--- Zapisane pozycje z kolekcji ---

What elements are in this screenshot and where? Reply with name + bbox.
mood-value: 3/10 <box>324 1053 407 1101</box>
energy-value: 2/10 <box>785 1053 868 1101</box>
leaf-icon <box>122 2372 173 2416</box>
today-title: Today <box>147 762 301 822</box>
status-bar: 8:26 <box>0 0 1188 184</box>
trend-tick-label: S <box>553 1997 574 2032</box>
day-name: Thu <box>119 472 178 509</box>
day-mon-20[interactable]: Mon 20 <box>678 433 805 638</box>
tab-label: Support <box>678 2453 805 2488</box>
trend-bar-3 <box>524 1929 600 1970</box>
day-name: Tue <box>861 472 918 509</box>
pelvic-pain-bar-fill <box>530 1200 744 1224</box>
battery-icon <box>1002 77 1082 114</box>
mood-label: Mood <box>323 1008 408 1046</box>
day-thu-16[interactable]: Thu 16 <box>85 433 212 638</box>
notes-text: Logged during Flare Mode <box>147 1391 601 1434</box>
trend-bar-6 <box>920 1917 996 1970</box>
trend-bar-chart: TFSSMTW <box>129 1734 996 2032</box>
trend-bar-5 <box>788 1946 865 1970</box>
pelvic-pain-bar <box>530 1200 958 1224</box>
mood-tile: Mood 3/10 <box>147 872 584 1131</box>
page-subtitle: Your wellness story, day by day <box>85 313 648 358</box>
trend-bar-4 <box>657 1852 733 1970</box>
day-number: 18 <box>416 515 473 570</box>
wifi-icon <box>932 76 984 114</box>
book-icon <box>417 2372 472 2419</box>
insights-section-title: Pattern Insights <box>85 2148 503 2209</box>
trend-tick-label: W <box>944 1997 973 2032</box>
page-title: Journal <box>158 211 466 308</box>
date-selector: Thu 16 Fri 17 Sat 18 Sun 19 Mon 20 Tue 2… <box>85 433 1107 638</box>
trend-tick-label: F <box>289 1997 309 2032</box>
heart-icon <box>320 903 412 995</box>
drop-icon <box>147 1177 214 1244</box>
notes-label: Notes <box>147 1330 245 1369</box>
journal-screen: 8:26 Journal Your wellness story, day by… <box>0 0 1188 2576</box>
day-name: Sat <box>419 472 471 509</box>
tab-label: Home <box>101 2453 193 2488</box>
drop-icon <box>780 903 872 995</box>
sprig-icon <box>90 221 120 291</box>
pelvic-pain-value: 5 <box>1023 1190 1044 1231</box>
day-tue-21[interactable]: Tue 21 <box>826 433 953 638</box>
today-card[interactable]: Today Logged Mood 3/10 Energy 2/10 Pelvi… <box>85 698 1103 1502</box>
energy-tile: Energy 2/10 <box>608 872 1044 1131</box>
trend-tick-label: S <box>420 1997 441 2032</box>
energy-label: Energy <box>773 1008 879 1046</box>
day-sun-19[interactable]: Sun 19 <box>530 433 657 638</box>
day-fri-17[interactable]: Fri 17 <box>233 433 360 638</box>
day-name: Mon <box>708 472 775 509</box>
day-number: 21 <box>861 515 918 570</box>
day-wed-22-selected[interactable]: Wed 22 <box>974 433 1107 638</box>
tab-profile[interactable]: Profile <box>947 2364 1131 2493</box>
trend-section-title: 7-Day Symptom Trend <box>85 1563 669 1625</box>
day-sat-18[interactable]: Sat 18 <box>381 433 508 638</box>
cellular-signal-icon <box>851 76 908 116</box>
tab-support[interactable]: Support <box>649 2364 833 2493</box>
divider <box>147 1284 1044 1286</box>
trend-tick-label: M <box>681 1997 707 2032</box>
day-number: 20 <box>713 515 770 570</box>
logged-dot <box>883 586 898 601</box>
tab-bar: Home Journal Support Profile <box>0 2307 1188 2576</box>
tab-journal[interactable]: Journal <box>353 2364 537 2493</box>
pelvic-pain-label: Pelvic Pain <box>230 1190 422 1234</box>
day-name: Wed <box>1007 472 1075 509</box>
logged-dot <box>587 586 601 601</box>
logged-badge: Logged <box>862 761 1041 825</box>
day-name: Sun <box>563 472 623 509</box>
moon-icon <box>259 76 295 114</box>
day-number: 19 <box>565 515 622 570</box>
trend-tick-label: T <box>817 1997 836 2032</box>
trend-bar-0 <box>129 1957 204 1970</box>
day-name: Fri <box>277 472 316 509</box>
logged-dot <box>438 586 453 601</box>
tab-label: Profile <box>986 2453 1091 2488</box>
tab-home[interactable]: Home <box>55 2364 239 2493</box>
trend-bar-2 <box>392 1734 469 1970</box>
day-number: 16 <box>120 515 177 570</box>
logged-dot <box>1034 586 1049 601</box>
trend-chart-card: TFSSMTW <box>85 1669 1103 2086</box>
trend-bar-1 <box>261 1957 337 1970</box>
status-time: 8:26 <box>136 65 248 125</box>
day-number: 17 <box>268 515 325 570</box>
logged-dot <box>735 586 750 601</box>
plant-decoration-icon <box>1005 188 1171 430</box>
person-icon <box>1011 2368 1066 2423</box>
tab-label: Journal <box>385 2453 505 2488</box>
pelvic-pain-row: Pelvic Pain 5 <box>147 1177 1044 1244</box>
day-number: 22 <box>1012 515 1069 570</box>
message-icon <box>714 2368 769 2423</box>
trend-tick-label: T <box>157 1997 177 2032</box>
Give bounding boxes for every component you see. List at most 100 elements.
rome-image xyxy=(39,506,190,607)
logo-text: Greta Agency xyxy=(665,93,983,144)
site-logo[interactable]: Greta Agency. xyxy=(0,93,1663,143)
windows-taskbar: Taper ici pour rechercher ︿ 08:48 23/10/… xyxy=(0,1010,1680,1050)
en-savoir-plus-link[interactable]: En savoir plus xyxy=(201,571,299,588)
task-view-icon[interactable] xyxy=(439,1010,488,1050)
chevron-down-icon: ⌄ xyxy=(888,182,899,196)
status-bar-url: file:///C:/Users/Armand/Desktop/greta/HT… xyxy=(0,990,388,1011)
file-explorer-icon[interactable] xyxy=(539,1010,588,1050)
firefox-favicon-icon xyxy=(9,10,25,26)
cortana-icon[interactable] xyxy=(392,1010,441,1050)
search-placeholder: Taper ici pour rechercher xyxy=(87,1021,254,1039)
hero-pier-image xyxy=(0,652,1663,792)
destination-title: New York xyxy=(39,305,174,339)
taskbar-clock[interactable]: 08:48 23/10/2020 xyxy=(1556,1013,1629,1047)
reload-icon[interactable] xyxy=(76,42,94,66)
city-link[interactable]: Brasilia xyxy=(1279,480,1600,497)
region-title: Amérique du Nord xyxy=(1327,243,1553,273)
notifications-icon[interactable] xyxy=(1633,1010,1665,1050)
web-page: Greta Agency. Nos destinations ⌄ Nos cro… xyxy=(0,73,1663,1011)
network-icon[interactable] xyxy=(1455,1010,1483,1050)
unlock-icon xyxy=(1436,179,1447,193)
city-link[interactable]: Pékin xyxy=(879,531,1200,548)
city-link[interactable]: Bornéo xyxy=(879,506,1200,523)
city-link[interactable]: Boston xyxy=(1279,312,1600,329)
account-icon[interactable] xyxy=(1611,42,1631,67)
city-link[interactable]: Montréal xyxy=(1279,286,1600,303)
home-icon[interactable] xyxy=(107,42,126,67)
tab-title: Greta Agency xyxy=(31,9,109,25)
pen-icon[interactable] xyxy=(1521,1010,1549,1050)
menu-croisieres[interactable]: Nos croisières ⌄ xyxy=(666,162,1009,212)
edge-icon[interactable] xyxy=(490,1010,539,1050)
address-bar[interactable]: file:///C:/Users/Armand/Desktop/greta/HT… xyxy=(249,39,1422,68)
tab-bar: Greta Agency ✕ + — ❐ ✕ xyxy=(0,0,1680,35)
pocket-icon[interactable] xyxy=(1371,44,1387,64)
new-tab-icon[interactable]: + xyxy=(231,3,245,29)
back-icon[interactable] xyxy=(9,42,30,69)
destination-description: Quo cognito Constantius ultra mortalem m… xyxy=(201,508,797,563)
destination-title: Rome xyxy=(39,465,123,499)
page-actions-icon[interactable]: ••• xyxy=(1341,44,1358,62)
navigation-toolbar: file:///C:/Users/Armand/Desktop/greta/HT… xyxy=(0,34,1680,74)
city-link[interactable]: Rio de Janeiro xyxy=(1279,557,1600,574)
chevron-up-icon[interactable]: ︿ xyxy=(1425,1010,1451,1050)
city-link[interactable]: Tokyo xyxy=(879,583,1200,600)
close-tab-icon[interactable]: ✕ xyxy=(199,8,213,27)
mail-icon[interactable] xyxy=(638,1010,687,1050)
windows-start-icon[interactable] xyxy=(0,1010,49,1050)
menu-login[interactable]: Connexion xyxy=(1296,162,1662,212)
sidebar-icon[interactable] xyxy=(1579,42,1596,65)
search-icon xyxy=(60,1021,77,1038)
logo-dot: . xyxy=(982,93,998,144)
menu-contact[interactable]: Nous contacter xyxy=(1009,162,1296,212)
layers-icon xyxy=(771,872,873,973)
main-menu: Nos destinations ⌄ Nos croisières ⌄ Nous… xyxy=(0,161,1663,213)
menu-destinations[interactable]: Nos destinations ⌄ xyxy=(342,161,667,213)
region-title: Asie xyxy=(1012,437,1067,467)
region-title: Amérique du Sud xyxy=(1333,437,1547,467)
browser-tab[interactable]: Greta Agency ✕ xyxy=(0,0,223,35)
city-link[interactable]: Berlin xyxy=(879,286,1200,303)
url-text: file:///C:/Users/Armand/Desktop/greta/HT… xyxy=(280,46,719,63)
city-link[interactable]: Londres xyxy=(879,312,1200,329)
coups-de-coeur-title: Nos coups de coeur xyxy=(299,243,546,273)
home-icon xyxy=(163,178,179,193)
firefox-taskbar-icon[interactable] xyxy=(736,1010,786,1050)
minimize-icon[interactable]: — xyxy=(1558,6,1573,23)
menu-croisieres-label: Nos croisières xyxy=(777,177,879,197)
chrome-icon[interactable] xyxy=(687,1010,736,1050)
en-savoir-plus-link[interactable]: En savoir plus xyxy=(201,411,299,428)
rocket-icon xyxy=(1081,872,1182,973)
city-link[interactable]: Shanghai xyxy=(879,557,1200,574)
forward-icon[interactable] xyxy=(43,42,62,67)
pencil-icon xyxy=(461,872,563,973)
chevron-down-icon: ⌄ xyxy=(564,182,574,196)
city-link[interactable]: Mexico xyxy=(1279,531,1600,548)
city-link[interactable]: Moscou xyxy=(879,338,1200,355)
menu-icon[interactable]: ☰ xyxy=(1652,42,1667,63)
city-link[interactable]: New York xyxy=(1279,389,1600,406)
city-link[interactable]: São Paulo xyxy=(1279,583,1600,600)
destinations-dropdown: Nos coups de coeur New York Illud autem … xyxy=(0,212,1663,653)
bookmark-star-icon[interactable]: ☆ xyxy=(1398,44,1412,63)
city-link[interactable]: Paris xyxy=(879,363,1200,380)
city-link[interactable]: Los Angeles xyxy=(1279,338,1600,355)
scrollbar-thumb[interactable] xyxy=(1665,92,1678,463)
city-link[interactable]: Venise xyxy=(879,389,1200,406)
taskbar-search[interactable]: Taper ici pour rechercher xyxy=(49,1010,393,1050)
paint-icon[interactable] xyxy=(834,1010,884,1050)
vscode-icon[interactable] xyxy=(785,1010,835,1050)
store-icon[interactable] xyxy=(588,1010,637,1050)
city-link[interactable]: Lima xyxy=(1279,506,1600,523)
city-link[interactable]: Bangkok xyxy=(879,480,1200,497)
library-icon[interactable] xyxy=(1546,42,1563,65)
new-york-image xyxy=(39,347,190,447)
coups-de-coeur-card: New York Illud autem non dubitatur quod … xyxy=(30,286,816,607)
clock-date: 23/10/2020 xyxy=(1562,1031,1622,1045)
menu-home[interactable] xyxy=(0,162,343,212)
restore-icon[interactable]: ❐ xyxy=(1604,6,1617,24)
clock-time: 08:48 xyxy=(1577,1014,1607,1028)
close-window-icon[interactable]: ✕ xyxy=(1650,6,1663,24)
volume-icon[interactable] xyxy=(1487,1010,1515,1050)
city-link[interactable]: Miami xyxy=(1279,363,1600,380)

--- Zadanie ---
Przepisz bez żadnych zmian wiersze wpisów, zaczynając od pierwszego wiersza, a kończąc na wierszu zawierającym "today-title: Today <box>147 762 301 822</box>". Uwzględnij oba te wiersze.

--- Wynik ---
What elements are in this screenshot and where? Reply with name + bbox.
mood-value: 3/10 <box>324 1053 407 1101</box>
energy-value: 2/10 <box>785 1053 868 1101</box>
leaf-icon <box>122 2372 173 2416</box>
today-title: Today <box>147 762 301 822</box>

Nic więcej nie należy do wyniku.